──────── Source passage

CBFU: From the Belgian Shop – Marvel Special

Usually, I do reviews of the weekly comics every Wednesday. Starting this week and continuing the following two weeks, I’m going to focus on something different. Namely the best books out there at the moment. This week I’m focusing on the best series Marvel is publishing right now, next week it’ll be DC and the week after I’m going to focus on the creator owned series of the moment.

So if you’re late to the party and want to know what the best titles of the All-New, All-Different Marvel universe are, or if you just want to know if there’s stuff you missed, this is the place to come.

For reviews of this week’s issues, go to CBFU: From the Shop where Sam and Isaac tell you what the good books of this week are.

So without further ado, here’s my list!

5. Doctor Strange by Jason Aaron & Chris Bachalo.

As most people probably know, Jason Aaron is one of the best writers at the moment. With books like Mighty Thor, Southern Bastards and the main Star Wars title currently, he sure deserves the Eisner award he recently won for best writer. Doctor Strange is no exception to this list of great comics.

────────────────
──────── Provided material

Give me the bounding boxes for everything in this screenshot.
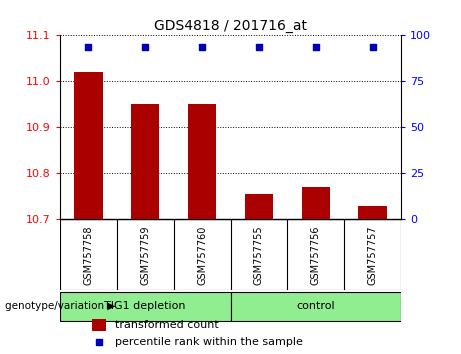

────────────────

- **Goal**
According to the comics column, which publisher's series will the column focus on next week? The material shown above is separate from the comics column.

- **Solution for this problem**
DC.